■ **Task instructions**
Write the data out again, exactly as given.

■ **Task inputs**
========================================================================

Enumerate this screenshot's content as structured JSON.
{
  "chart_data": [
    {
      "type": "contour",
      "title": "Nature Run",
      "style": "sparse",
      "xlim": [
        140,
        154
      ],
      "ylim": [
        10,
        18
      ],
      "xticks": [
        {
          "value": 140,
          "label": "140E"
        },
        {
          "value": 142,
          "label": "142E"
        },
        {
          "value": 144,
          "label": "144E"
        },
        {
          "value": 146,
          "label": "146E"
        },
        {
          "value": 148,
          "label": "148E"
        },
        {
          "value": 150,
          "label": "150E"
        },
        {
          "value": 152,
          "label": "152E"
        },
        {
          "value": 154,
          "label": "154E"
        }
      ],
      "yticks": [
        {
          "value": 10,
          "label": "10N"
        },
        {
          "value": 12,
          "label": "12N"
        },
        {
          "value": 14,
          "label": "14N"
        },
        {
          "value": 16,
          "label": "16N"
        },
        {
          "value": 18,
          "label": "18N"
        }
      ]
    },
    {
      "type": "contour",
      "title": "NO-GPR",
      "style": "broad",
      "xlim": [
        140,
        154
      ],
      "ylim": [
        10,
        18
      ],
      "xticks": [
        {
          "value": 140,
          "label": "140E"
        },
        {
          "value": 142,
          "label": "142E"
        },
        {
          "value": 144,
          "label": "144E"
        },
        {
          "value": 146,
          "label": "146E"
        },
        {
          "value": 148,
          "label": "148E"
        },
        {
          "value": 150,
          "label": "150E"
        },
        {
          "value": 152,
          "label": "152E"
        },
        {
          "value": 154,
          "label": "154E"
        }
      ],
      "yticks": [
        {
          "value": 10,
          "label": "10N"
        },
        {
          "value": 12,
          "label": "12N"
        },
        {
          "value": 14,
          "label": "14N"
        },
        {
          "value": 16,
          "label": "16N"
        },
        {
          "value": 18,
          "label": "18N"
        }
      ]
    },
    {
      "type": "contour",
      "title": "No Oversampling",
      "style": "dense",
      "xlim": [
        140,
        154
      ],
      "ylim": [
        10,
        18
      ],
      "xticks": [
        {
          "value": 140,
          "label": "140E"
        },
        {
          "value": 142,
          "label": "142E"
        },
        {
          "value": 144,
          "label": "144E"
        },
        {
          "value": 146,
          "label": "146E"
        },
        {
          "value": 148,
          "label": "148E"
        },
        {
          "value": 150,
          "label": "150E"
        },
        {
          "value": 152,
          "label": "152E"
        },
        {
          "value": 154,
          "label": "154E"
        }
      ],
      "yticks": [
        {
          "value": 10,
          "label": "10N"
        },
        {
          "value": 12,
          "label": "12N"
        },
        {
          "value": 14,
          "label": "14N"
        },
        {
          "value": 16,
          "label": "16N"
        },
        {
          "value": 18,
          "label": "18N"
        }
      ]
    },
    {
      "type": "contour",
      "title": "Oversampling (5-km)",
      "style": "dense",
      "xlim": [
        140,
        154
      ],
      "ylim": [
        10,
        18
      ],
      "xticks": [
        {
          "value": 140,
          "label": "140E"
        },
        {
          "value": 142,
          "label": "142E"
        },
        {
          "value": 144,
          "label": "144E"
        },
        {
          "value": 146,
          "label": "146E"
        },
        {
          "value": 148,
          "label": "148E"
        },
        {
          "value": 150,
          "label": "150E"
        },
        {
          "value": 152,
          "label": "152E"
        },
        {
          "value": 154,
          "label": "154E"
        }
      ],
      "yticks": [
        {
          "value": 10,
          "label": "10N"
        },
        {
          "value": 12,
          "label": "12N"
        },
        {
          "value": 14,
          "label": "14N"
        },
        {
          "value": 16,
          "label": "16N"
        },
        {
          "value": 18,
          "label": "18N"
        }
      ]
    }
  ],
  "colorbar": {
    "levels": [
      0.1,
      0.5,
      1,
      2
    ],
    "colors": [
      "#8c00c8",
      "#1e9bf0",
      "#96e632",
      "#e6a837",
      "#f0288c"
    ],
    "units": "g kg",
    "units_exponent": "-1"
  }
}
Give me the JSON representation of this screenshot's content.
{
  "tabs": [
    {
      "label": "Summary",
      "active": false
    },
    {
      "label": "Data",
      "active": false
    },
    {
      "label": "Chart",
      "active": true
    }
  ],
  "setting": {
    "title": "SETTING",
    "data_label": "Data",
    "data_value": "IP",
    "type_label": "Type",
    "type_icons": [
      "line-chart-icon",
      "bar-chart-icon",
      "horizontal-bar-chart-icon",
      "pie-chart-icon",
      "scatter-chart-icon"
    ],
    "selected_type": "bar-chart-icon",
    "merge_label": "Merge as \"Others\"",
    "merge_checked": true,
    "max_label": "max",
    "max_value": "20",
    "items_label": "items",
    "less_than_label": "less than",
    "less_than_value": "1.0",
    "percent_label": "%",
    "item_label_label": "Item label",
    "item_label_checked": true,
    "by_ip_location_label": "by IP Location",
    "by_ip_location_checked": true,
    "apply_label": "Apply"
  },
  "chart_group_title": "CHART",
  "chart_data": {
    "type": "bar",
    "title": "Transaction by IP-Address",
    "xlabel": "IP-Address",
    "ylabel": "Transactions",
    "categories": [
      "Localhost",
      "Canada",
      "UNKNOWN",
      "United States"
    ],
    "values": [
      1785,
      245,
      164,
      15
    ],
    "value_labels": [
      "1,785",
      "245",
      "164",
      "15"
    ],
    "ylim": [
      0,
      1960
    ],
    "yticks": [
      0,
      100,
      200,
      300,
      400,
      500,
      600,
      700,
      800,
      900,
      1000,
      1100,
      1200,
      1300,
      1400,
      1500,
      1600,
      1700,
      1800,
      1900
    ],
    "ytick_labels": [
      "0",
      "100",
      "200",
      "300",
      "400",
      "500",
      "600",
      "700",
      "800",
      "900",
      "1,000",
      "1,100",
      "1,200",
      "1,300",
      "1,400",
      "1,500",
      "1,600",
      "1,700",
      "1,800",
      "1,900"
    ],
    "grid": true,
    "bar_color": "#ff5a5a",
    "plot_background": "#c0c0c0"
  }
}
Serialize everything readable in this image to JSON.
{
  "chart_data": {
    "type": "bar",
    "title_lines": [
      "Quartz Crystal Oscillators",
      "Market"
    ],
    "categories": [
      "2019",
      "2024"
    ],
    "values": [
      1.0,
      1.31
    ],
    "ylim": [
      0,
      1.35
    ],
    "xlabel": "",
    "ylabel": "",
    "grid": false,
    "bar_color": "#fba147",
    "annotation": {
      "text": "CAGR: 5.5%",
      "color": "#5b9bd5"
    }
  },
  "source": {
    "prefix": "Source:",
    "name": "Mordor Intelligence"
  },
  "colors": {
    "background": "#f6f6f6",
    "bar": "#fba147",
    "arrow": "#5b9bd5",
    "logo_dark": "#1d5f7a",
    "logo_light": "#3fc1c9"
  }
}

========================================================================

■ **Task answer**
Enumerate this screenshot's content as structured JSON.
{
  "chart_data": [
    {
      "type": "contour",
      "title": "Nature Run",
      "style": "sparse",
      "xlim": [
        140,
        154
      ],
      "ylim": [
        10,
        18
      ],
      "xticks": [
        {
          "value": 140,
          "label": "140E"
        },
        {
          "value": 142,
          "label": "142E"
        },
        {
          "value": 144,
          "label": "144E"
        },
        {
          "value": 146,
          "label": "146E"
        },
        {
          "value": 148,
          "label": "148E"
        },
        {
          "value": 150,
          "label": "150E"
        },
        {
          "value": 152,
          "label": "152E"
        },
        {
          "value": 154,
          "label": "154E"
        }
      ],
      "yticks": [
        {
          "value": 10,
          "label": "10N"
        },
        {
          "value": 12,
          "label": "12N"
        },
        {
          "value": 14,
          "label": "14N"
        },
        {
          "value": 16,
          "label": "16N"
        },
        {
          "value": 18,
          "label": "18N"
        }
      ]
    },
    {
      "type": "contour",
      "title": "NO-GPR",
      "style": "broad",
      "xlim": [
        140,
        154
      ],
      "ylim": [
        10,
        18
      ],
      "xticks": [
        {
          "value": 140,
          "label": "140E"
        },
        {
          "value": 142,
          "label": "142E"
        },
        {
          "value": 144,
          "label": "144E"
        },
        {
          "value": 146,
          "label": "146E"
        },
        {
          "value": 148,
          "label": "148E"
        },
        {
          "value": 150,
          "label": "150E"
        },
        {
          "value": 152,
          "label": "152E"
        },
        {
          "value": 154,
          "label": "154E"
        }
      ],
      "yticks": [
        {
          "value": 10,
          "label": "10N"
        },
        {
          "value": 12,
          "label": "12N"
        },
        {
          "value": 14,
          "label": "14N"
        },
        {
          "value": 16,
          "label": "16N"
        },
        {
          "value": 18,
          "label": "18N"
        }
      ]
    },
    {
      "type": "contour",
      "title": "No Oversampling",
      "style": "dense",
      "xlim": [
        140,
        154
      ],
      "ylim": [
        10,
        18
      ],
      "xticks": [
        {
          "value": 140,
          "label": "140E"
        },
        {
          "value": 142,
          "label": "142E"
        },
        {
          "value": 144,
          "label": "144E"
        },
        {
          "value": 146,
          "label": "146E"
        },
        {
          "value": 148,
          "label": "148E"
        },
        {
          "value": 150,
          "label": "150E"
        },
        {
          "value": 152,
          "label": "152E"
        },
        {
          "value": 154,
          "label": "154E"
        }
      ],
      "yticks": [
        {
          "value": 10,
          "label": "10N"
        },
        {
          "value": 12,
          "label": "12N"
        },
        {
          "value": 14,
          "label": "14N"
        },
        {
          "value": 16,
          "label": "16N"
        },
        {
          "value": 18,
          "label": "18N"
        }
      ]
    },
    {
      "type": "contour",
      "title": "Oversampling (5-km)",
      "style": "dense",
      "xlim": [
        140,
        154
      ],
      "ylim": [
        10,
        18
      ],
      "xticks": [
        {
          "value": 140,
          "label": "140E"
        },
        {
          "value": 142,
          "label": "142E"
        },
        {
          "value": 144,
          "label": "144E"
        },
        {
          "value": 146,
          "label": "146E"
        },
        {
          "value": 148,
          "label": "148E"
        },
        {
          "value": 150,
          "label": "150E"
        },
        {
          "value": 152,
          "label": "152E"
        },
        {
          "value": 154,
          "label": "154E"
        }
      ],
      "yticks": [
        {
          "value": 10,
          "label": "10N"
        },
        {
          "value": 12,
          "label": "12N"
        },
        {
          "value": 14,
          "label": "14N"
        },
        {
          "value": 16,
          "label": "16N"
        },
        {
          "value": 18,
          "label": "18N"
        }
      ]
    }
  ],
  "colorbar": {
    "levels": [
      0.1,
      0.5,
      1,
      2
    ],
    "colors": [
      "#8c00c8",
      "#1e9bf0",
      "#96e632",
      "#e6a837",
      "#f0288c"
    ],
    "units": "g kg",
    "units_exponent": "-1"
  }
}
Give me the JSON representation of this screenshot's content.
{
  "tabs": [
    {
      "label": "Summary",
      "active": false
    },
    {
      "label": "Data",
      "active": false
    },
    {
      "label": "Chart",
      "active": true
    }
  ],
  "setting": {
    "title": "SETTING",
    "data_label": "Data",
    "data_value": "IP",
    "type_label": "Type",
    "type_icons": [
      "line-chart-icon",
      "bar-chart-icon",
      "horizontal-bar-chart-icon",
      "pie-chart-icon",
      "scatter-chart-icon"
    ],
    "selected_type": "bar-chart-icon",
    "merge_label": "Merge as \"Others\"",
    "merge_checked": true,
    "max_label": "max",
    "max_value": "20",
    "items_label": "items",
    "less_than_label": "less than",
    "less_than_value": "1.0",
    "percent_label": "%",
    "item_label_label": "Item label",
    "item_label_checked": true,
    "by_ip_location_label": "by IP Location",
    "by_ip_location_checked": true,
    "apply_label": "Apply"
  },
  "chart_group_title": "CHART",
  "chart_data": {
    "type": "bar",
    "title": "Transaction by IP-Address",
    "xlabel": "IP-Address",
    "ylabel": "Transactions",
    "categories": [
      "Localhost",
      "Canada",
      "UNKNOWN",
      "United States"
    ],
    "values": [
      1785,
      245,
      164,
      15
    ],
    "value_labels": [
      "1,785",
      "245",
      "164",
      "15"
    ],
    "ylim": [
      0,
      1960
    ],
    "yticks": [
      0,
      100,
      200,
      300,
      400,
      500,
      600,
      700,
      800,
      900,
      1000,
      1100,
      1200,
      1300,
      1400,
      1500,
      1600,
      1700,
      1800,
      1900
    ],
    "ytick_labels": [
      "0",
      "100",
      "200",
      "300",
      "400",
      "500",
      "600",
      "700",
      "800",
      "900",
      "1,000",
      "1,100",
      "1,200",
      "1,300",
      "1,400",
      "1,500",
      "1,600",
      "1,700",
      "1,800",
      "1,900"
    ],
    "grid": true,
    "bar_color": "#ff5a5a",
    "plot_background": "#c0c0c0"
  }
}
Serialize everything readable in this image to JSON.
{
  "chart_data": {
    "type": "bar",
    "title_lines": [
      "Quartz Crystal Oscillators",
      "Market"
    ],
    "categories": [
      "2019",
      "2024"
    ],
    "values": [
      1.0,
      1.31
    ],
    "ylim": [
      0,
      1.35
    ],
    "xlabel": "",
    "ylabel": "",
    "grid": false,
    "bar_color": "#fba147",
    "annotation": {
      "text": "CAGR: 5.5%",
      "color": "#5b9bd5"
    }
  },
  "source": {
    "prefix": "Source:",
    "name": "Mordor Intelligence"
  },
  "colors": {
    "background": "#f6f6f6",
    "bar": "#fba147",
    "arrow": "#5b9bd5",
    "logo_dark": "#1d5f7a",
    "logo_light": "#3fc1c9"
  }
}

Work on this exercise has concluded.